--- BEGIN Data shown ---

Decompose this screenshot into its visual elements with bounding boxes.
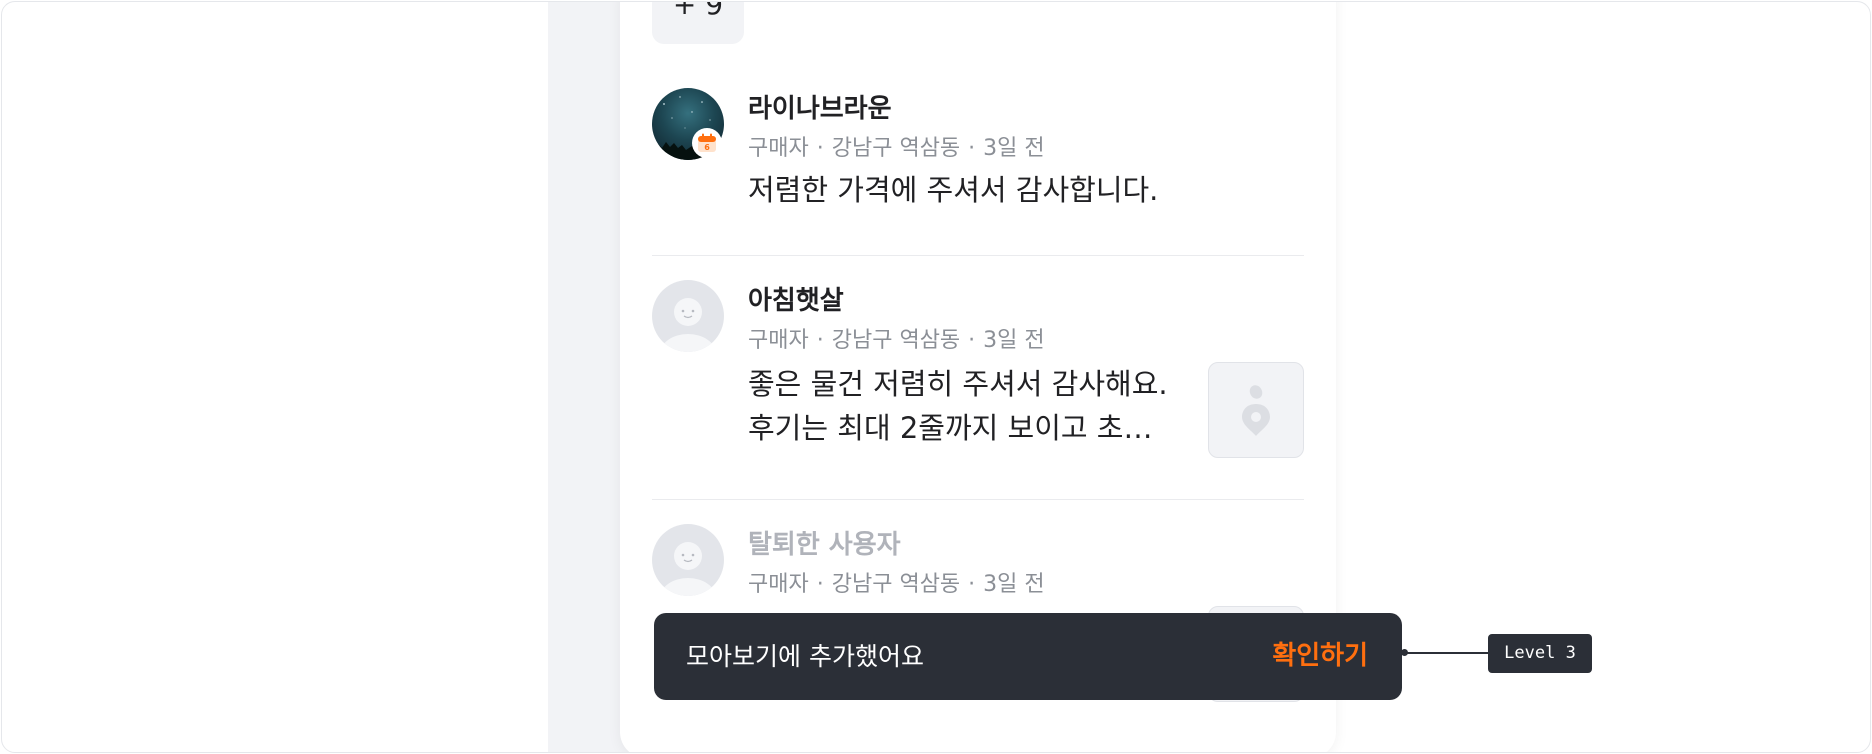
snackbar-toast: 모아보기에 추가했어요 확인하기	[654, 613, 1402, 700]
separator: ·	[968, 328, 976, 353]
separator: ·	[968, 136, 976, 161]
reviewer-name: 탈퇴한 사용자	[748, 530, 901, 560]
reviewer-role: 구매자	[748, 328, 809, 353]
toast-message: 모아보기에 추가했어요	[686, 642, 924, 671]
annotation-anchor-dot	[1401, 649, 1408, 656]
image-placeholder-icon	[1242, 385, 1270, 436]
review-meta: 구매자 · 강남구 역삼동 · 3일 전	[748, 130, 1045, 162]
review-time: 3일 전	[983, 136, 1045, 161]
canvas-frame: + 9 6 라이나브라운 구매자 · 강남구 역삼동 · 3일 전 저렴한 가격…	[1, 1, 1871, 753]
reviewer-location: 강남구 역삼동	[831, 328, 961, 353]
review-text: 좋은 물건 저렴히 주셔서 감사해요. 후기는 최대 2줄까지 보이고 초…	[748, 362, 1168, 450]
divider	[652, 499, 1304, 500]
review-meta: 구매자 · 강남구 역삼동 · 3일 전	[748, 566, 1045, 598]
review-text-line: 저렴한 가격에 주셔서 감사합니다.	[748, 173, 1159, 207]
separator: ·	[968, 572, 976, 597]
avatar[interactable]	[652, 280, 724, 352]
default-avatar-icon	[660, 298, 716, 352]
calendar-badge: 6	[692, 128, 722, 158]
reviewer-location: 강남구 역삼동	[831, 572, 961, 597]
review-text-line: 좋은 물건 저렴히 주셔서 감사해요.	[748, 367, 1168, 401]
reviewer-location: 강남구 역삼동	[831, 136, 961, 161]
reviewer-role: 구매자	[748, 572, 809, 597]
separator: ·	[816, 136, 824, 161]
review-text-line: 후기는 최대 2줄까지 보이고 초…	[748, 411, 1153, 445]
review-meta: 구매자 · 강남구 역삼동 · 3일 전	[748, 322, 1045, 354]
reviewer-name[interactable]: 아침햇살	[748, 280, 844, 317]
more-photos-count: + 9	[672, 1, 724, 21]
review-time: 3일 전	[983, 572, 1045, 597]
review-text: 저렴한 가격에 주셔서 감사합니다.	[748, 168, 1158, 212]
toast-confirm-button[interactable]: 확인하기	[1272, 613, 1368, 700]
review-time: 3일 전	[983, 328, 1045, 353]
review-photo-thumbnail[interactable]	[1208, 362, 1304, 458]
svg-text:6: 6	[704, 143, 710, 152]
more-photos-chip[interactable]: + 9	[652, 1, 744, 44]
annotation-connector	[1402, 652, 1488, 654]
separator: ·	[816, 572, 824, 597]
level-annotation-tag: Level 3	[1488, 634, 1592, 673]
divider	[652, 255, 1304, 256]
separator: ·	[816, 328, 824, 353]
default-avatar-icon	[660, 542, 716, 596]
reviewer-role: 구매자	[748, 136, 809, 161]
avatar[interactable]	[652, 524, 724, 596]
reviewer-name[interactable]: 라이나브라운	[748, 88, 892, 125]
calendar-icon: 6	[698, 133, 716, 152]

--- END Data shown ---

▶ What you are asked to do:
Can you give the listing above again with "reviewer-location" replaced by "reviewer-area" everywhere, with everything else unchanged and the pictures left out?

▶ Task answer:
Decompose this screenshot into its visual elements with bounding boxes.
snackbar-toast: 모아보기에 추가했어요 확인하기	[654, 613, 1402, 700]
separator: ·	[968, 328, 976, 353]
separator: ·	[968, 136, 976, 161]
reviewer-name: 탈퇴한 사용자	[748, 530, 901, 560]
reviewer-role: 구매자	[748, 328, 809, 353]
toast-message: 모아보기에 추가했어요	[686, 642, 924, 671]
annotation-anchor-dot	[1401, 649, 1408, 656]
image-placeholder-icon	[1242, 385, 1270, 436]
review-meta: 구매자 · 강남구 역삼동 · 3일 전	[748, 130, 1045, 162]
review-time: 3일 전	[983, 136, 1045, 161]
canvas-frame: + 9 6 라이나브라운 구매자 · 강남구 역삼동 · 3일 전 저렴한 가격…	[1, 1, 1871, 753]
reviewer-area: 강남구 역삼동	[831, 328, 961, 353]
review-text: 좋은 물건 저렴히 주셔서 감사해요. 후기는 최대 2줄까지 보이고 초…	[748, 362, 1168, 450]
divider	[652, 499, 1304, 500]
review-meta: 구매자 · 강남구 역삼동 · 3일 전	[748, 566, 1045, 598]
review-text-line: 저렴한 가격에 주셔서 감사합니다.	[748, 173, 1159, 207]
separator: ·	[968, 572, 976, 597]
avatar[interactable]	[652, 280, 724, 352]
default-avatar-icon	[660, 298, 716, 352]
calendar-badge: 6	[692, 128, 722, 158]
reviewer-area: 강남구 역삼동	[831, 572, 961, 597]
review-text-line: 좋은 물건 저렴히 주셔서 감사해요.	[748, 367, 1168, 401]
reviewer-area: 강남구 역삼동	[831, 136, 961, 161]
reviewer-role: 구매자	[748, 572, 809, 597]
separator: ·	[816, 136, 824, 161]
review-text-line: 후기는 최대 2줄까지 보이고 초…	[748, 411, 1153, 445]
review-meta: 구매자 · 강남구 역삼동 · 3일 전	[748, 322, 1045, 354]
reviewer-name[interactable]: 아침햇살	[748, 280, 844, 317]
more-photos-count: + 9	[672, 1, 724, 21]
review-time: 3일 전	[983, 572, 1045, 597]
review-text: 저렴한 가격에 주셔서 감사합니다.	[748, 168, 1158, 212]
toast-confirm-button[interactable]: 확인하기	[1272, 613, 1368, 700]
review-time: 3일 전	[983, 328, 1045, 353]
review-photo-thumbnail[interactable]	[1208, 362, 1304, 458]
svg-text:6: 6	[704, 143, 710, 152]
more-photos-chip[interactable]: + 9	[652, 1, 744, 44]
annotation-connector	[1402, 652, 1488, 654]
separator: ·	[816, 572, 824, 597]
level-annotation-tag: Level 3	[1488, 634, 1592, 673]
divider	[652, 255, 1304, 256]
separator: ·	[816, 328, 824, 353]
default-avatar-icon	[660, 542, 716, 596]
reviewer-role: 구매자	[748, 136, 809, 161]
avatar[interactable]	[652, 524, 724, 596]
reviewer-name[interactable]: 라이나브라운	[748, 88, 892, 125]
calendar-icon: 6	[698, 133, 716, 152]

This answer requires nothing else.